● Data entries

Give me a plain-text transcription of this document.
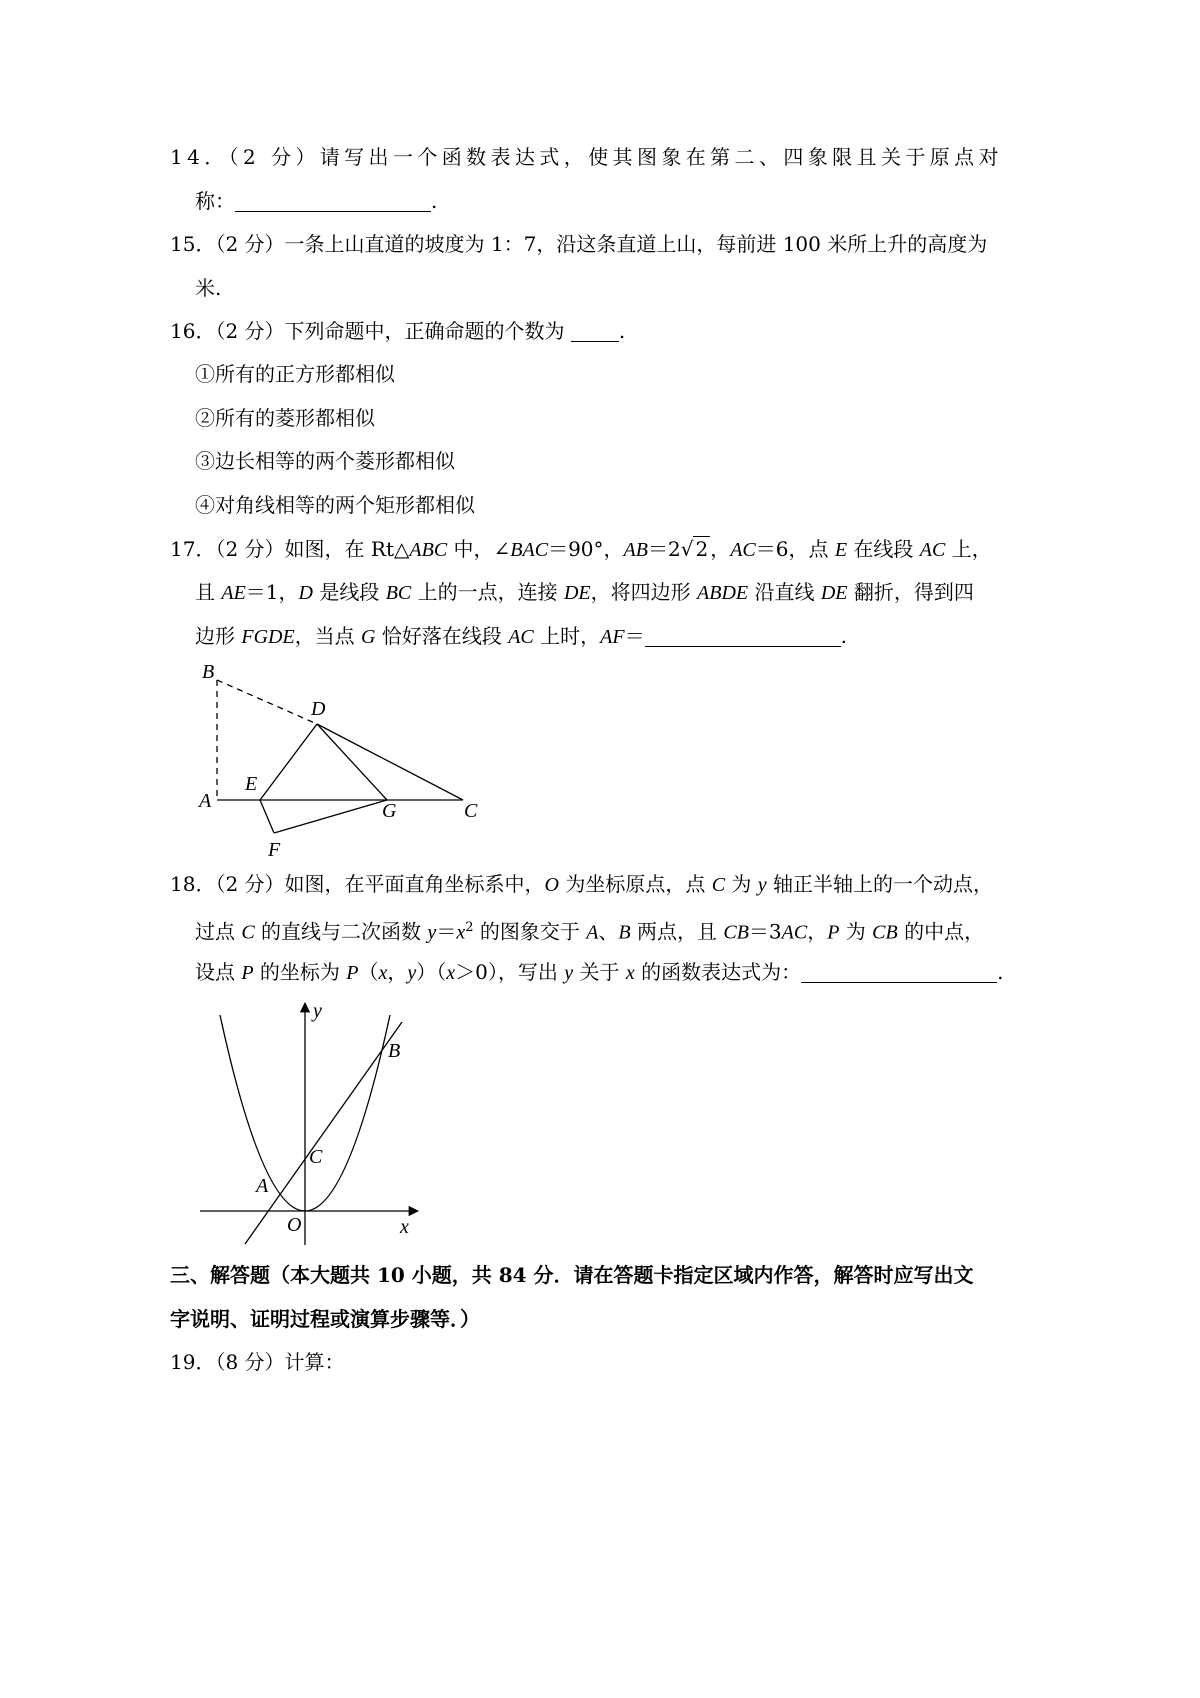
14．（2 分）请写出一个函数表达式，使其图象在第二、四象限且关于原点对
称：	.
15．（2 分）一条上山直道的坡度为 1：7，沿这条直道上山，每前进 100 米所上升的高度为
米.
16．（2 分）下列命题中，正确命题的个数为 .
①所有的正方形都相似
②所有的菱形都相似
③边长相等的两个菱形都相似
④对角线相等的两个矩形都相似
17．（2 分）如图，在 Rt△ABC 中，∠BAC＝90°，AB＝2√ 2 ，AC＝6，点 E 在线段 AC 上，
且 AE＝1，D 是线段 BC 上的一点，连接 DE，将四边形 ABDE 沿直线 DE 翻折，得到四
边形 FGDE，当点 G 恰好落在线段 AC 上时，AF＝	.
B
D
E
A	G	C
F
18．（2 分）如图，在平面直角坐标系中，O 为坐标原点，点 C 为 y 轴正半轴上的一个动点，
过点 C 的直线与二次函数 $y=x^2$ 的图象交于 A、B 两点，且 CB＝3AC，P 为 CB 的中点，
设点 P 的坐标为 P（x，y）（x＞0），写出 y 关于 x 的函数表达式为：	.
y
B
C
A
O	x
三、解答题（本大题共 10 小题，共 84 分．请在答题卡指定区域内作答，解答时应写出文
字说明、证明过程或演算步骤等．）
19．（8 分）计算：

● Stated exercise
Copy the records above exactly, leaving out every picture.

● Response to the exercise
Give me a plain-text transcription of this document.
14．（2 分）请写出一个函数表达式，使其图象在第二、四象限且关于原点对
称：	.
15．（2 分）一条上山直道的坡度为 1：7，沿这条直道上山，每前进 100 米所上升的高度为
米.
16．（2 分）下列命题中，正确命题的个数为 .
①所有的正方形都相似
②所有的菱形都相似
③边长相等的两个菱形都相似
④对角线相等的两个矩形都相似
17．（2 分）如图，在 Rt△ABC 中，∠BAC＝90°，AB＝2√ 2 ，AC＝6，点 E 在线段 AC 上，
且 AE＝1，D 是线段 BC 上的一点，连接 DE，将四边形 ABDE 沿直线 DE 翻折，得到四
边形 FGDE，当点 G 恰好落在线段 AC 上时，AF＝	.
B
D
E
A	G	C
F
18．（2 分）如图，在平面直角坐标系中，O 为坐标原点，点 C 为 y 轴正半轴上的一个动点，
过点 C 的直线与二次函数 $y=x^2$ 的图象交于 A、B 两点，且 CB＝3AC，P 为 CB 的中点，
设点 P 的坐标为 P（x，y）（x＞0），写出 y 关于 x 的函数表达式为：	.
y
B
C
A
O	x
三、解答题（本大题共 10 小题，共 84 分．请在答题卡指定区域内作答，解答时应写出文
字说明、证明过程或演算步骤等．）
19．（8 分）计算：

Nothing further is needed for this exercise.